The exercise ▸ Pull every line of the entries that has the word "Force".

Given entries ▸
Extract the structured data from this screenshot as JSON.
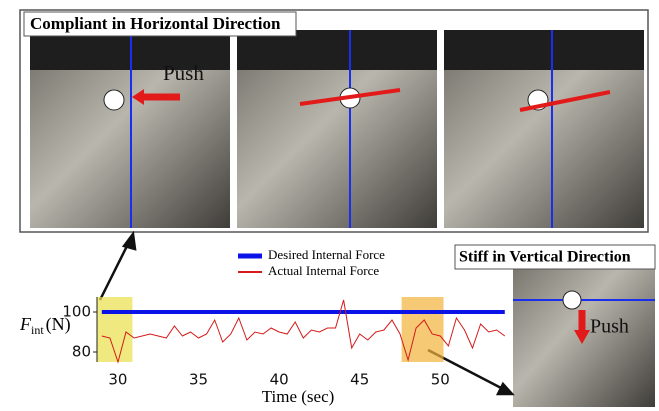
{
  "chart_data": {
    "type": "line",
    "panel_title": "Compliant in Horizontal Direction",
    "side_title": "Stiff in Vertical Direction",
    "push_labels": [
      "Push",
      "Push"
    ],
    "y_label": {
      "main": "F",
      "sub": "int",
      "unit": "(N)"
    },
    "x_label": "Time (sec)",
    "x": [
      29,
      29.5,
      30,
      30.5,
      31,
      31.5,
      32,
      32.5,
      33,
      33.5,
      34,
      34.5,
      35,
      35.5,
      36,
      36.5,
      37,
      37.5,
      38,
      38.5,
      39,
      39.5,
      40,
      40.5,
      41,
      41.5,
      42,
      42.5,
      43,
      43.5,
      44,
      44.5,
      45,
      45.5,
      46,
      46.5,
      47,
      47.5,
      48,
      48.5,
      49,
      49.5,
      50,
      50.5,
      51,
      51.5,
      52,
      52.5,
      53,
      53.5,
      54
    ],
    "series": [
      {
        "name": "Desired Internal Force",
        "color": "#0a14e6",
        "width": 4,
        "values": [
          100,
          100,
          100,
          100,
          100,
          100,
          100,
          100,
          100,
          100,
          100,
          100,
          100,
          100,
          100,
          100,
          100,
          100,
          100,
          100,
          100,
          100,
          100,
          100,
          100,
          100,
          100,
          100,
          100,
          100,
          100,
          100,
          100,
          100,
          100,
          100,
          100,
          100,
          100,
          100,
          100,
          100,
          100,
          100,
          100,
          100,
          100,
          100,
          100,
          100,
          100
        ]
      },
      {
        "name": "Actual Internal Force",
        "color": "#d41a1a",
        "width": 1,
        "values": [
          88,
          87,
          75,
          90,
          87,
          88,
          89,
          88,
          87,
          93,
          88,
          90,
          87,
          89,
          96,
          85,
          89,
          97,
          86,
          90,
          89,
          92,
          90,
          89,
          95,
          87,
          91,
          90,
          92,
          92,
          106,
          82,
          89,
          86,
          90,
          91,
          96,
          89,
          76,
          92,
          96,
          89,
          88,
          83,
          97,
          91,
          82,
          94,
          90,
          91,
          88
        ]
      }
    ],
    "highlights": [
      {
        "range": [
          28.7,
          30.9
        ],
        "color": "#e8e04a"
      },
      {
        "range": [
          47.6,
          50.2
        ],
        "color": "#f2b23a"
      }
    ],
    "xlim": [
      28.7,
      54.2
    ],
    "ylim": [
      75,
      107.5
    ],
    "xticks": [
      30,
      35,
      40,
      45,
      50
    ],
    "yticks": [
      80,
      100
    ]
  }
}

Solution to the exercise ▸
        "name": "Desired Internal Force",
        "name": "Actual Internal Force",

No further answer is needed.